Martyn Pick is a British animator and director. Pick is recognised for his distinctive fusion of live-action and animation, and the fluid, painterly style of his film-making.

Martyn Pick’s credits include the 2009 film The Age of Stupid as animation director; London 2012, the promotional film for the 2012 Olympics; and the celebrated BBC promotional trailers for the Euro 2004 soccer tournament; and the Budweiser 2001 NBA commercials.

Martyn Pick studied film and fine art at Central Saint Martins College of Art and Design and the crossover of painting and cinema has driven his work ever since.

Animation work

Early works

Early animated films such as "Spectres" (1987)"Taboo of Dirt" (1988) and "Signature"(BFI New Directors Award 1990) were characterised by raw gritty charcoal drawing, wild fluid movement and brutal subject matter. At odds with dominant commercial cartoon style they were screened in art galleries, international film festivals and on television establishing his distinctive voice as an animator and filmmaker.

In the 1990s working as a commercial director in Soho production companies Pick applied his style to many commercials, promos and TV idents. He began to introduce live-action performance, CGI and digital compositing into the expressionist flow of his animation.

In the Channel 4 commissioned short film "PLAZA" (2000) which was screened at film festivals including London and Edinburgh he created a tension between a savage animation subconscious and the placid live action reality that it shatters.

This led to the FilmFour commission "GREEN" which was his first pure live-action drama. "PLAZA" was also the basis of a commercial for Budweiser for the US which used the same abrasive mix of raw scratched animation corroding live-action. At the same time he directed six high profile sixty second commercials for the American corporation ADM through the agency FCB. These were a strong commercial application of all the experiments with integrating live action and CGI into fluid painterly hand animation.

They received massive exposure on US networks and won the Gold Plaque for Animation at the Chicago Film Festival.

Recent works

In 2004 he directed his biggest ever job in the UK which was the BBC promotional trailers for the EURO 2004 tournament in which live-action of famous European footballers were treated in an eclectic mix of painterly styles.

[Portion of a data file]
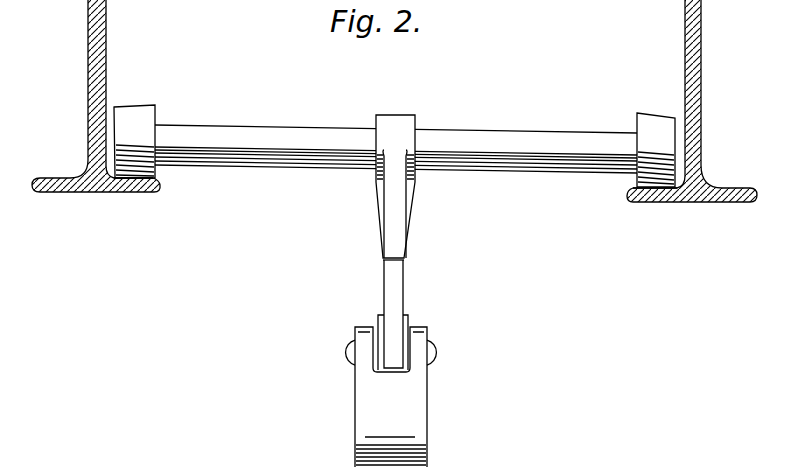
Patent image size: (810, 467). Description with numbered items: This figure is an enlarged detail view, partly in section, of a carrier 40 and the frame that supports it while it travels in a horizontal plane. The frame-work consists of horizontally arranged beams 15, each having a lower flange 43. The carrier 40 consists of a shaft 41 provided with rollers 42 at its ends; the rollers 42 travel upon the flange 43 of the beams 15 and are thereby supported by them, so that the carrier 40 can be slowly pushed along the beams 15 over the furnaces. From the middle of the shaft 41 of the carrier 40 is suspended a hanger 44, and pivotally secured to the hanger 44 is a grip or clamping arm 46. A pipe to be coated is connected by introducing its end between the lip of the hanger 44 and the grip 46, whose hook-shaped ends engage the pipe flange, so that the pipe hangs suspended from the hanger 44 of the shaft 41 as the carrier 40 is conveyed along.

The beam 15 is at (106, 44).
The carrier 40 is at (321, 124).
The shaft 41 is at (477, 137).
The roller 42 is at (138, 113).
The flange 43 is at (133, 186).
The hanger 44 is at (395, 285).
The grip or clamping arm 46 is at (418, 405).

==

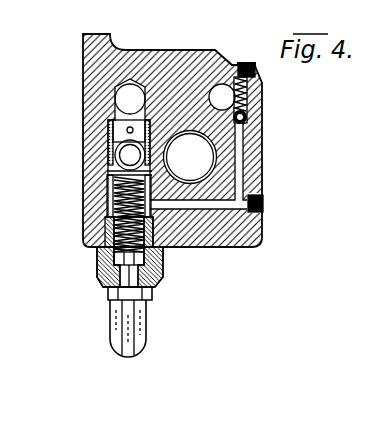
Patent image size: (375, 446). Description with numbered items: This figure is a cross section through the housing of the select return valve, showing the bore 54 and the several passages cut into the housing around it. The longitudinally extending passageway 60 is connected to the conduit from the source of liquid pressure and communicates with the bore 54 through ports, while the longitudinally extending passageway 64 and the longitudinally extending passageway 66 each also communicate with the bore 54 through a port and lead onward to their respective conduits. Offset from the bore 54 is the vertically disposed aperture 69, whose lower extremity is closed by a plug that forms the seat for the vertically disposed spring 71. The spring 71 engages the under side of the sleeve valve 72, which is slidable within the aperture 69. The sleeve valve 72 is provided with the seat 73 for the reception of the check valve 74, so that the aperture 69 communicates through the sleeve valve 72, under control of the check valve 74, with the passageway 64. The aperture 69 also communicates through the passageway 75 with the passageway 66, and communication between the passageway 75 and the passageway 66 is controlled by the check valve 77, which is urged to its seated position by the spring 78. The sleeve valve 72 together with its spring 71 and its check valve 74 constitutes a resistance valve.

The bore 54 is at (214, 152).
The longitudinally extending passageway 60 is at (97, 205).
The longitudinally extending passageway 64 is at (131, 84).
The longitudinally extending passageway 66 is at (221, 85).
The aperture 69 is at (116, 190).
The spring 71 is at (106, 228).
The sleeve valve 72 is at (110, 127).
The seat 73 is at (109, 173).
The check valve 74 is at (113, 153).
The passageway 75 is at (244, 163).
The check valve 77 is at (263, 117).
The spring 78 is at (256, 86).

__WHAT IS BEING ASKED__
Does the passage on Martyn Pick support each of these statements? Answer yes or no for each, and quote the words from the passage that decide it. 1. Pick studied film and fine art at Central Saint Martins. 2. Channel 4 commissioned "GREEN". 3. The BBC trailers for EURO 2004 showed famous European footballers in a mix of painterly styles.

__RESPONSE TO THE TASK__
1. Yes: "Martyn Pick studied film and fine art at Central Saint Martins College of Art and Design"
2. No: "This led to the FilmFour commission "GREEN" which was his first pure live-action drama."
3. Yes: "live-action of famous European footballers were treated in an eclectic mix of painterly styles"